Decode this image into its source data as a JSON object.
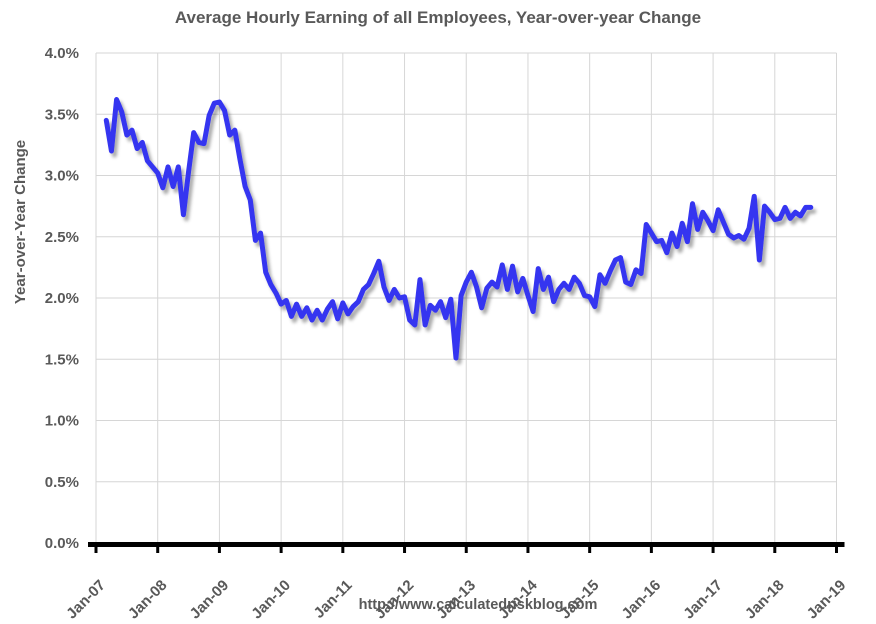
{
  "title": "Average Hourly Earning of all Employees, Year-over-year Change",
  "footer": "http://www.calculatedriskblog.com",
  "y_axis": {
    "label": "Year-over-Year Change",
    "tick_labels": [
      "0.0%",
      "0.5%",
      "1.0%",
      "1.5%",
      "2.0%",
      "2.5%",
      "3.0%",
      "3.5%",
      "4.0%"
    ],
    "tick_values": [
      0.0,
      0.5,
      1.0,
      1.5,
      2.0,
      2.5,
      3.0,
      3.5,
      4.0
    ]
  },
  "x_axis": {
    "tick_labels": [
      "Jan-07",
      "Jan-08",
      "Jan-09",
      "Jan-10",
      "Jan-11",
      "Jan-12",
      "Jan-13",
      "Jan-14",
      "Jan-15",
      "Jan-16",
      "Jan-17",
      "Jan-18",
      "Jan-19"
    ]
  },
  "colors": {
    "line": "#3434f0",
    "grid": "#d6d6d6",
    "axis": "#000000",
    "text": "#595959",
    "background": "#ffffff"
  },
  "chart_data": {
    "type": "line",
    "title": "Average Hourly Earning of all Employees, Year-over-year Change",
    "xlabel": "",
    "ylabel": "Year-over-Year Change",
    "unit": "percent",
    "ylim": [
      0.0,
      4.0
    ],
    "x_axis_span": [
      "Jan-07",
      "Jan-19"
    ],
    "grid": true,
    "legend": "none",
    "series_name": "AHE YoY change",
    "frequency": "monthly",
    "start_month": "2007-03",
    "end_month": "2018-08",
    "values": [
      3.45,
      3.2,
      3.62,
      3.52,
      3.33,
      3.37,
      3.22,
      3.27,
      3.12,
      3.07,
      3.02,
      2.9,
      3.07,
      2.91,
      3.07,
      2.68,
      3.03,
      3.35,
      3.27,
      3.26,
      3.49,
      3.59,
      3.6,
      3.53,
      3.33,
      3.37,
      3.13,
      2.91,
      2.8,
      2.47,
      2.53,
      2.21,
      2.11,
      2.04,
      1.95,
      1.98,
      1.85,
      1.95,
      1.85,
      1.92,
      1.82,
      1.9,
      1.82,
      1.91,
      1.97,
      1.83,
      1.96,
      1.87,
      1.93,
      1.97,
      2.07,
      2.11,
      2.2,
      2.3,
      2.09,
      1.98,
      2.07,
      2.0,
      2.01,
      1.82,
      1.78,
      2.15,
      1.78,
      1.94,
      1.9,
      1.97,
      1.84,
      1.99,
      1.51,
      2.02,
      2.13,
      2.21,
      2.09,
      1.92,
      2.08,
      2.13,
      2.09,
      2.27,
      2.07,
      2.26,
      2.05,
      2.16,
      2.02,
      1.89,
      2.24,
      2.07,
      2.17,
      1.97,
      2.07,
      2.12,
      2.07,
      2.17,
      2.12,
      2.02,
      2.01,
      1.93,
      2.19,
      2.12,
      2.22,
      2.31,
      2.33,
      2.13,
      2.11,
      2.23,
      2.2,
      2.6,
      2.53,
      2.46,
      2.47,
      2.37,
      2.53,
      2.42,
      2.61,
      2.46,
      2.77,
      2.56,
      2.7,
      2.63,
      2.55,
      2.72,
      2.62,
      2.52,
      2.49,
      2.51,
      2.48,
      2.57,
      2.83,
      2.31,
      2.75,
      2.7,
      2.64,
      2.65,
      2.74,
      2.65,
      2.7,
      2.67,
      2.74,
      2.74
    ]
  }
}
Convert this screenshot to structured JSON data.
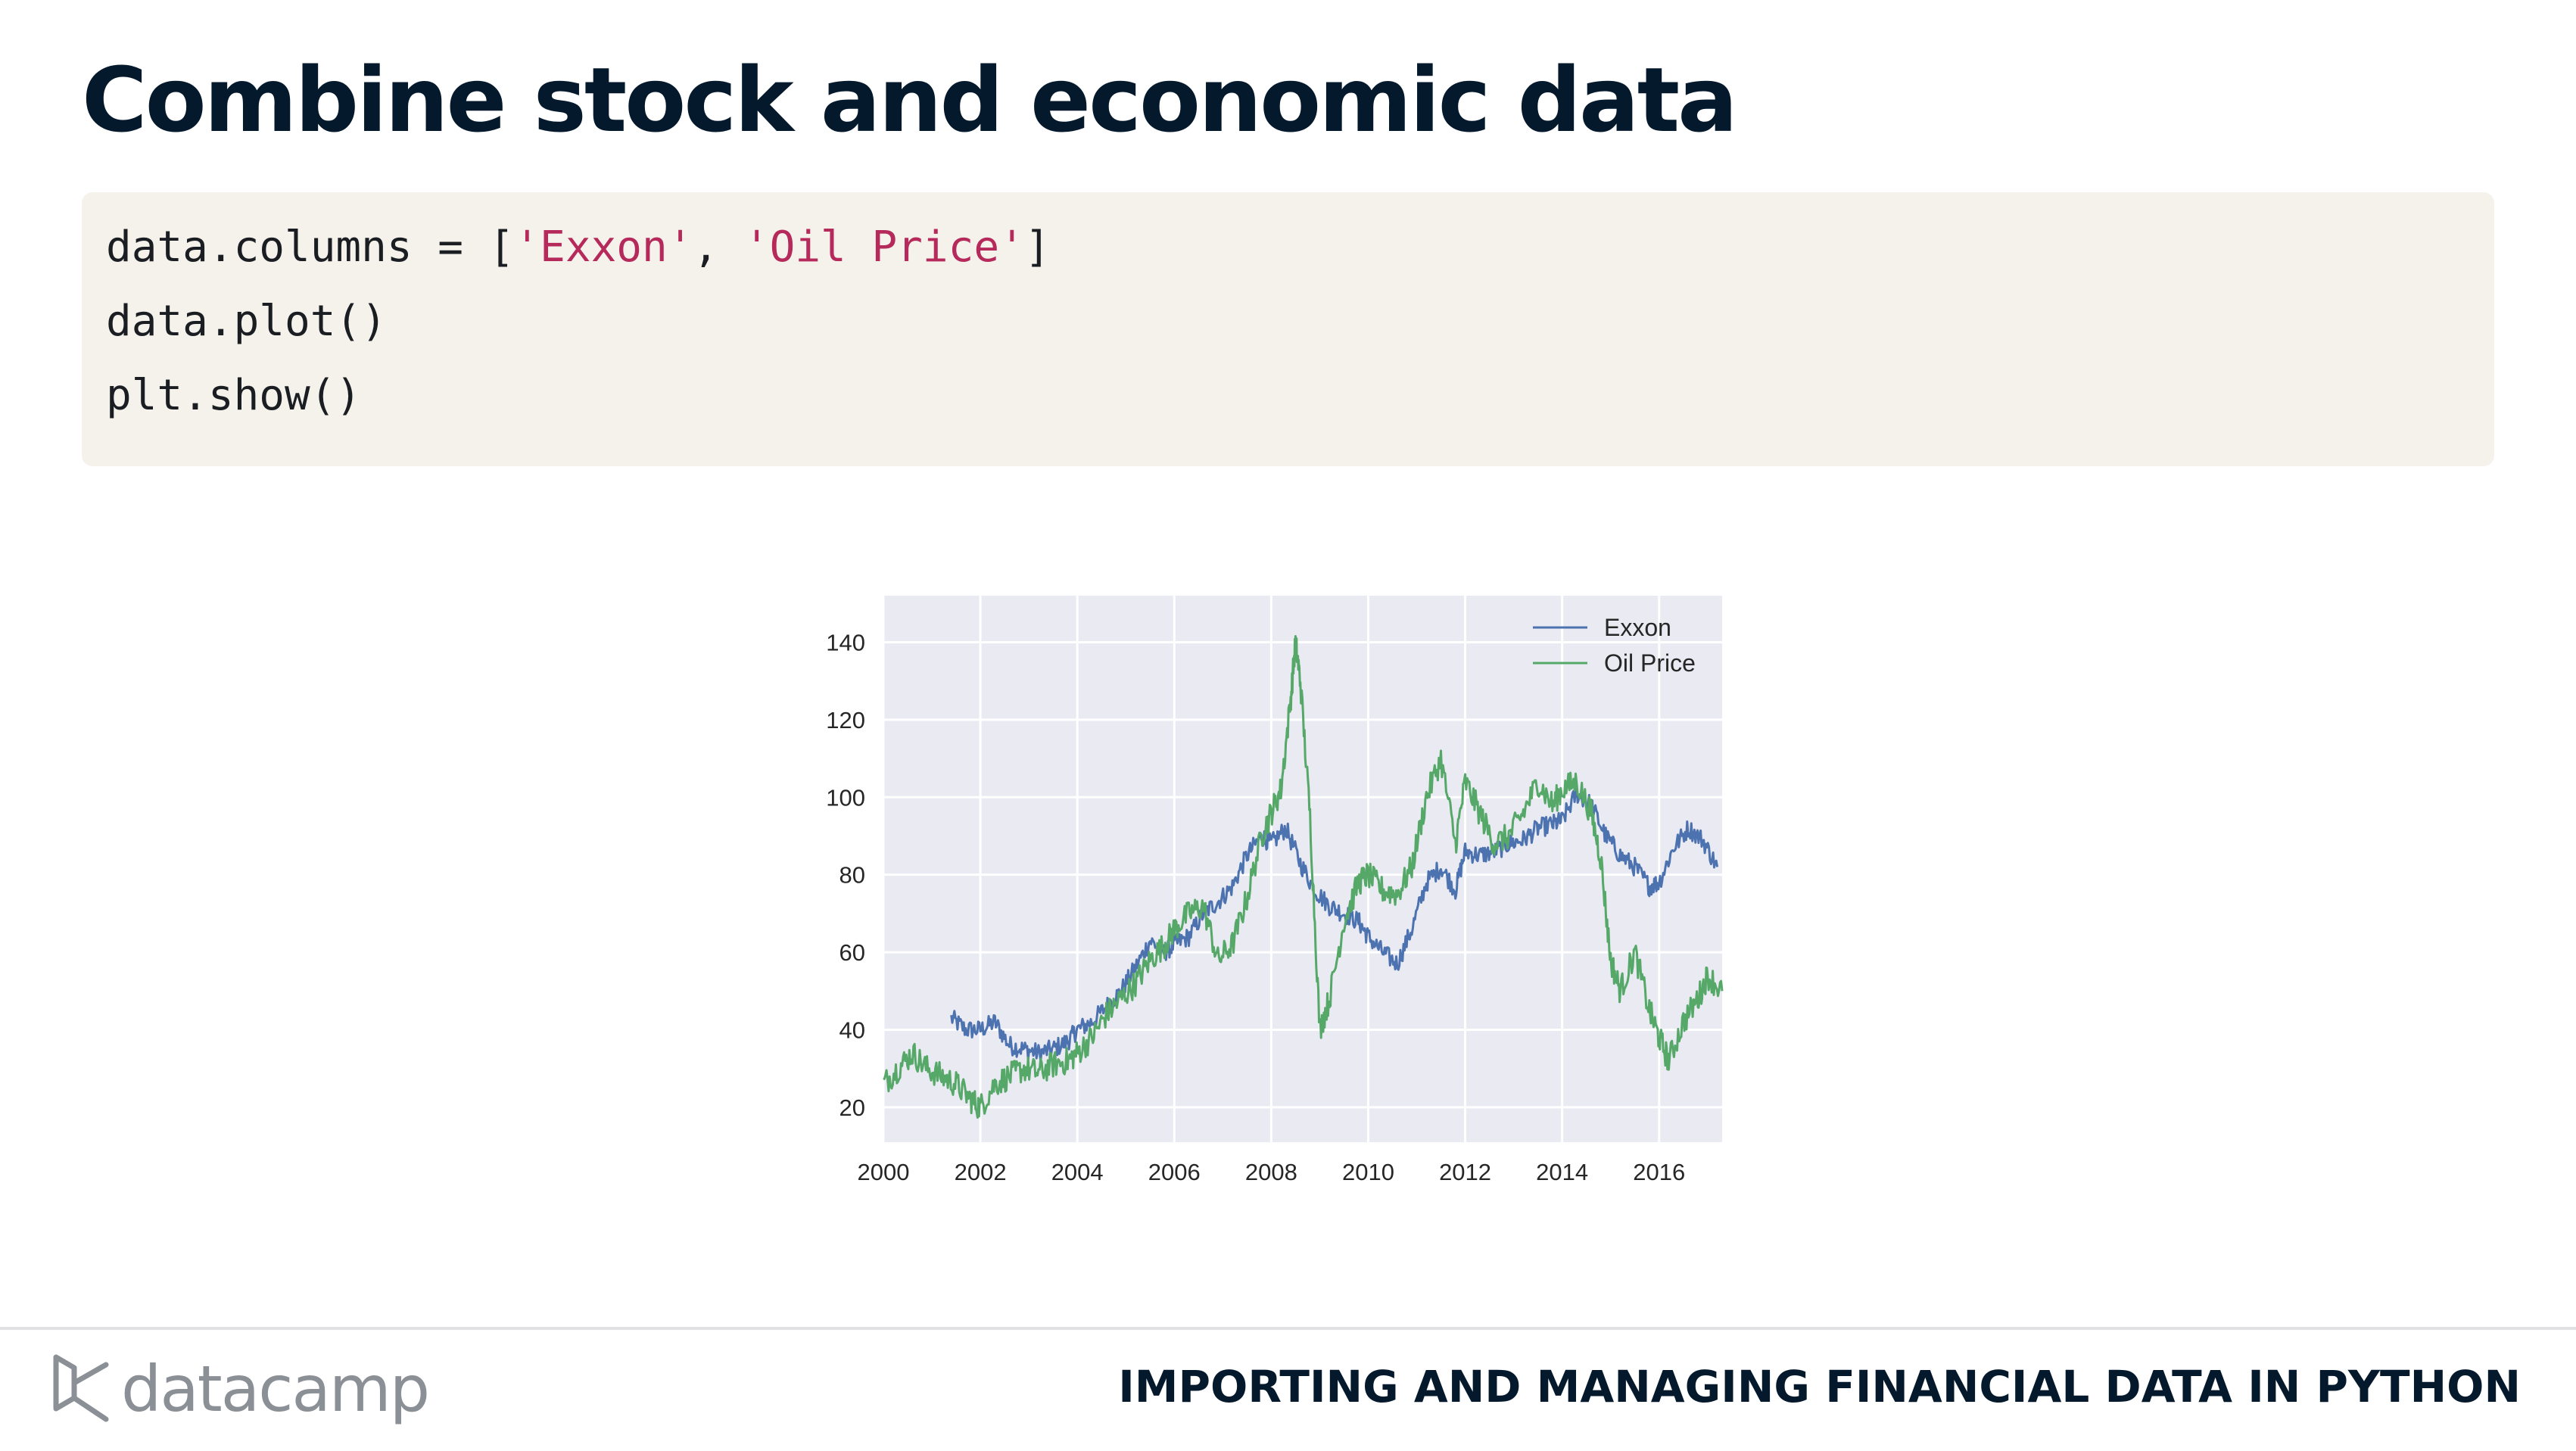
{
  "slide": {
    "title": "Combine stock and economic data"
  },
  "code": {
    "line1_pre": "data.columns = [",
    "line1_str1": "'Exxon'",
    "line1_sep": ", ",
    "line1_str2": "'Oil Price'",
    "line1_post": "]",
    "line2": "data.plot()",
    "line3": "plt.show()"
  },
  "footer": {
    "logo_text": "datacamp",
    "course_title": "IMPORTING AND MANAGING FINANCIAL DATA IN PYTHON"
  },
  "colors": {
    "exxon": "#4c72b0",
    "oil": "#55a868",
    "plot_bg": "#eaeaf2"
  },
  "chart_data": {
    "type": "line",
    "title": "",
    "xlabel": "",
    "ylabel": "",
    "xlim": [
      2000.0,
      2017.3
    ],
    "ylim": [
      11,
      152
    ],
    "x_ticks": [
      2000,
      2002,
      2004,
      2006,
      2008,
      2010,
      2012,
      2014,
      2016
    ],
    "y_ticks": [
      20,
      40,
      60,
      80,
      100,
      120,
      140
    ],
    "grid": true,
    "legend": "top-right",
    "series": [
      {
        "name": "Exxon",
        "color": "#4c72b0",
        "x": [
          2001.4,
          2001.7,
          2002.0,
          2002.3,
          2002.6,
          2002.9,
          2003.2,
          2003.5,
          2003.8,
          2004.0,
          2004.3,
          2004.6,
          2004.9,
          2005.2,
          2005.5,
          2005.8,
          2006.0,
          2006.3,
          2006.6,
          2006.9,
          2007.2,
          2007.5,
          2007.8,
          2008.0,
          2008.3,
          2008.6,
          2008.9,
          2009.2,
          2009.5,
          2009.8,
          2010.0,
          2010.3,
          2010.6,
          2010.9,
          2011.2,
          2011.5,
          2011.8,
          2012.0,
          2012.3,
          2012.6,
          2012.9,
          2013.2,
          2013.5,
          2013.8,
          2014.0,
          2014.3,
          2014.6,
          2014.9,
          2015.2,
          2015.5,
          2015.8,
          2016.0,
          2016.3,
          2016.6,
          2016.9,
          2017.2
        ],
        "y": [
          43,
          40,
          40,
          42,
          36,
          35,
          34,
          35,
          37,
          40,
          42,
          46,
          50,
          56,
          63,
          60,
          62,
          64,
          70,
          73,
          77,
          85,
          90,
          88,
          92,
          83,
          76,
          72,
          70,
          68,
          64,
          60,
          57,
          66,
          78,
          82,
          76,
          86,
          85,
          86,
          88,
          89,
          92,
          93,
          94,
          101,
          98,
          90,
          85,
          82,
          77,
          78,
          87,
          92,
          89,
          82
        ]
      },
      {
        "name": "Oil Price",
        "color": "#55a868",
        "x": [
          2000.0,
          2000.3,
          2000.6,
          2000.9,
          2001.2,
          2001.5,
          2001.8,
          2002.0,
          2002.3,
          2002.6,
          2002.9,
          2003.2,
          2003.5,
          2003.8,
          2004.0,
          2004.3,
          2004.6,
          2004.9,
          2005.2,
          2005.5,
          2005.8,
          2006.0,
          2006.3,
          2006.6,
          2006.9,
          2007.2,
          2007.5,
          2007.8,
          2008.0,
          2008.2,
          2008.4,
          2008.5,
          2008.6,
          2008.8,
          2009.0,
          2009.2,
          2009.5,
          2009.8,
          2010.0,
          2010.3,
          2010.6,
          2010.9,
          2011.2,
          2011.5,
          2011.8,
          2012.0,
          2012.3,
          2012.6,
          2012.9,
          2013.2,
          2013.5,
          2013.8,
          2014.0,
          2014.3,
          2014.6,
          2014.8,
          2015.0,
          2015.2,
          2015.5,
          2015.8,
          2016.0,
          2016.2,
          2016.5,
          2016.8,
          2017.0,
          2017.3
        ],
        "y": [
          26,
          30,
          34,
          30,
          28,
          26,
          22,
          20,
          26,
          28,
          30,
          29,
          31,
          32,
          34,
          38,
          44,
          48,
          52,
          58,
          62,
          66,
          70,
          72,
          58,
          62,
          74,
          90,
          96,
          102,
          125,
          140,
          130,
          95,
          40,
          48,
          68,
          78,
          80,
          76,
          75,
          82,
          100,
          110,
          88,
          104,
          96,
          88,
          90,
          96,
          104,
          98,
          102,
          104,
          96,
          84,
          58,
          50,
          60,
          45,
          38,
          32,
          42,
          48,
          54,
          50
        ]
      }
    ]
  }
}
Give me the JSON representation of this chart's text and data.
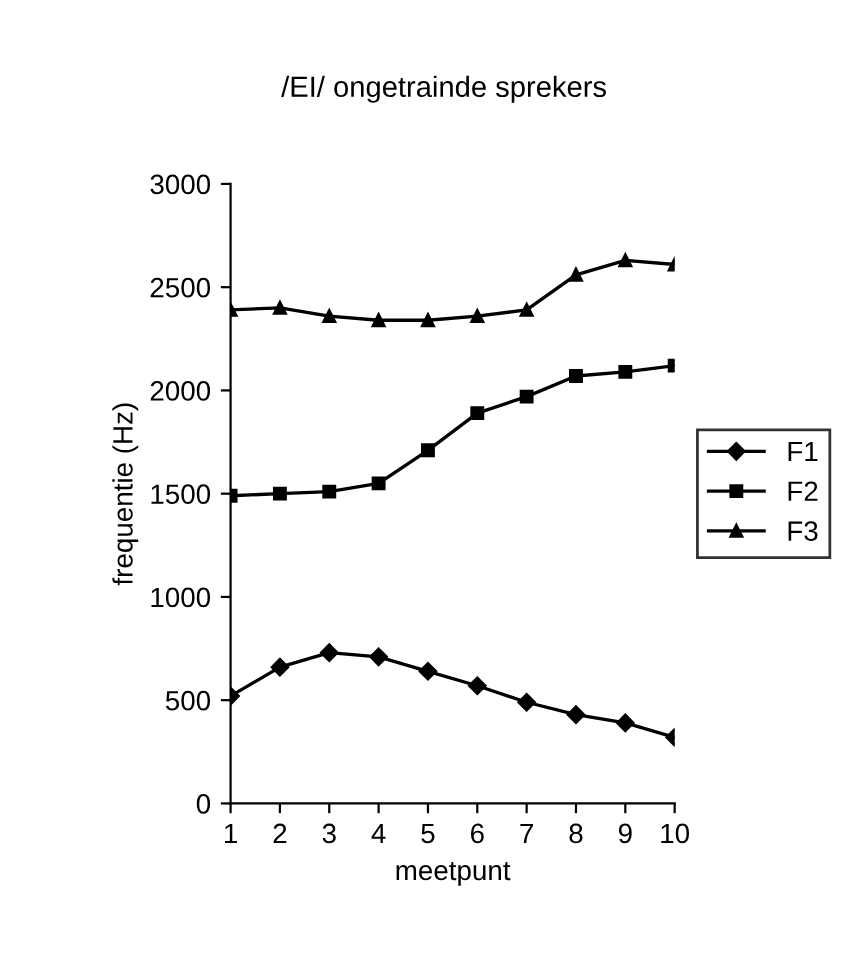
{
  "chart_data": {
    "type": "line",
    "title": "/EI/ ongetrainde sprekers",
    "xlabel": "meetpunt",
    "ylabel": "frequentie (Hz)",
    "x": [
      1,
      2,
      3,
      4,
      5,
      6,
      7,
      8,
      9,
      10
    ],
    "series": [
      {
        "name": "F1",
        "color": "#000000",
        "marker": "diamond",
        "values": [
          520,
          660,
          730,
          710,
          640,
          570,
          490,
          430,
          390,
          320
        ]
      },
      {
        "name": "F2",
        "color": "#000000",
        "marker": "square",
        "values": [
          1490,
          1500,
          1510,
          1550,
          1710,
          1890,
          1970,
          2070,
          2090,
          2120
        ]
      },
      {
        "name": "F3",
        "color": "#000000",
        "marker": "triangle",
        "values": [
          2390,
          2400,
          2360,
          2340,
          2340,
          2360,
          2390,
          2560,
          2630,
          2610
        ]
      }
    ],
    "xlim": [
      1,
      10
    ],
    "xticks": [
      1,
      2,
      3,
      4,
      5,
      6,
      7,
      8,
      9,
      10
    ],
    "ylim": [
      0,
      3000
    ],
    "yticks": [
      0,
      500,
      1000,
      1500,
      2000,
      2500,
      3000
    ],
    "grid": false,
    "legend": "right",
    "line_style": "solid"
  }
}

- - - -

* _Goal_:
Report all lines of the data above that include the string "Year".

* _Written solution_:
  "title": "Average Hourly Earning of all Employees, Year-over-year Change",
    "label": "Year-over-Year Change",
    "title": "Average Hourly Earning of all Employees, Year-over-year Change",
    "ylabel": "Year-over-Year Change",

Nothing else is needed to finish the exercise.